(Data records)
┏━━

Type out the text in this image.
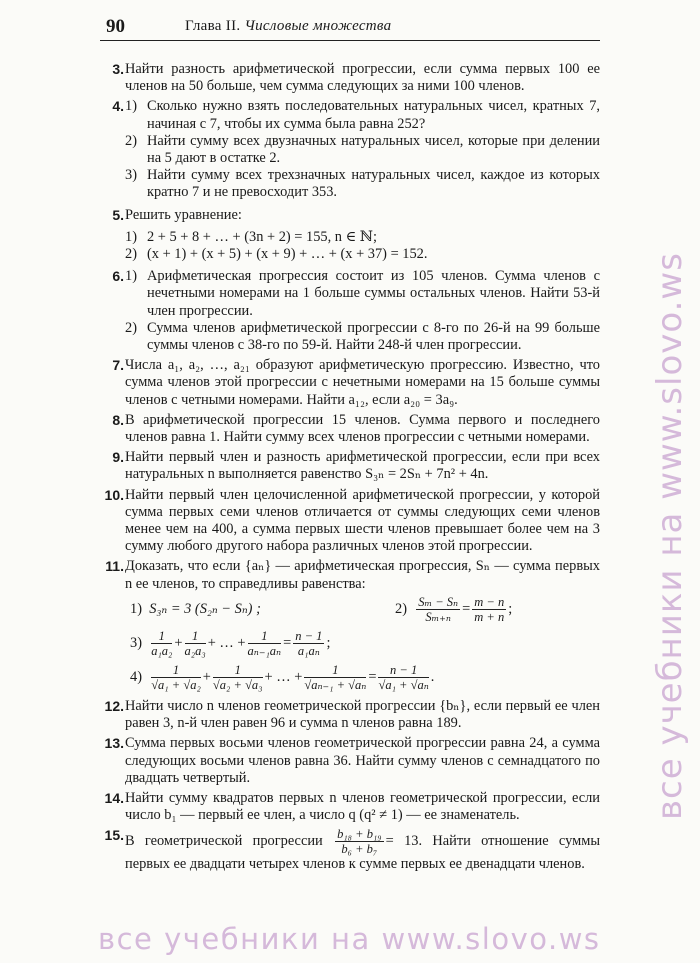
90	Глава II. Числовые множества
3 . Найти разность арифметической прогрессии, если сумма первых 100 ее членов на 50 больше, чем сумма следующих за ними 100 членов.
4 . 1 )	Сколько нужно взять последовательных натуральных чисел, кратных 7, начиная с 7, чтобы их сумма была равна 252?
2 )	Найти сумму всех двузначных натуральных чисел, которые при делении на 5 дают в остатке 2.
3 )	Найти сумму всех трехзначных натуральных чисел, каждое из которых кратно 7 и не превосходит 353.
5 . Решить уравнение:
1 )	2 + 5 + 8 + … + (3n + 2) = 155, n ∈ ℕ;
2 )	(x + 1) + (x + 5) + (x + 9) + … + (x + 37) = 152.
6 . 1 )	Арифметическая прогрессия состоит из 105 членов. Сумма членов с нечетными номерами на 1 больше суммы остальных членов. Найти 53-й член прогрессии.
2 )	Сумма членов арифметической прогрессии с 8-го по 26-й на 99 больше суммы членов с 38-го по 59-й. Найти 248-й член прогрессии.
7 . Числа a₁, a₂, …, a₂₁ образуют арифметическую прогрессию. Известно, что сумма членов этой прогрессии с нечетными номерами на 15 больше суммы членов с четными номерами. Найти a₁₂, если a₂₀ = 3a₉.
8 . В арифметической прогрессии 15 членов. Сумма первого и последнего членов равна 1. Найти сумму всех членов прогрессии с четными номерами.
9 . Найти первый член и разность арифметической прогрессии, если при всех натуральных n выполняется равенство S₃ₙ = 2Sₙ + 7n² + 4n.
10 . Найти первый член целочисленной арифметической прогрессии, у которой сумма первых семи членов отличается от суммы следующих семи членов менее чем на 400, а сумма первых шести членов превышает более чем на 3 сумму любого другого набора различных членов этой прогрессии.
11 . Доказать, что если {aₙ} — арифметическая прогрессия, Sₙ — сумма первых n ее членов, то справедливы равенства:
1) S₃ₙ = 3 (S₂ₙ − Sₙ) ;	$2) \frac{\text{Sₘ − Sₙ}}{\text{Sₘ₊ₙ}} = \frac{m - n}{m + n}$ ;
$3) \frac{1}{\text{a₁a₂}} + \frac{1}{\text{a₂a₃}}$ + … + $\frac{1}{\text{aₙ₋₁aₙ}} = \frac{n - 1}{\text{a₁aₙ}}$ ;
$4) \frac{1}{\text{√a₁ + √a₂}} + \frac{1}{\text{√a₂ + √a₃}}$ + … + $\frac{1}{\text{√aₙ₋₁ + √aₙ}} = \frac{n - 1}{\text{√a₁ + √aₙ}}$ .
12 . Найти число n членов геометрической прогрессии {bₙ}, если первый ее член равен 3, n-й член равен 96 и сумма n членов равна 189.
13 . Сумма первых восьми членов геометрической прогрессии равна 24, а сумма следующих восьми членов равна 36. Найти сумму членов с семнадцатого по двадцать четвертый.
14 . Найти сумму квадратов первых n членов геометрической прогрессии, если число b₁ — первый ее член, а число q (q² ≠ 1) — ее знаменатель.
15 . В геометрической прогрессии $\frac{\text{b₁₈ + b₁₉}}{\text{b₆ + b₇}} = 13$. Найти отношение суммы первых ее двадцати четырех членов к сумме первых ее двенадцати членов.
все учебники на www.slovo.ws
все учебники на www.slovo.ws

┗━━

__Your task__. Copy in full each line that holds the word "разность".

__Answer to the problem__.
3 . Найти разность арифметической прогрессии, если сумма первых 100 ее членов на 50 больше, чем сумма следующих за ними 100 членов.
9 . Найти первый член и разность арифметической прогрессии, если при всех натуральных n выполняется равенство S₃ₙ = 2Sₙ + 7n² + 4n.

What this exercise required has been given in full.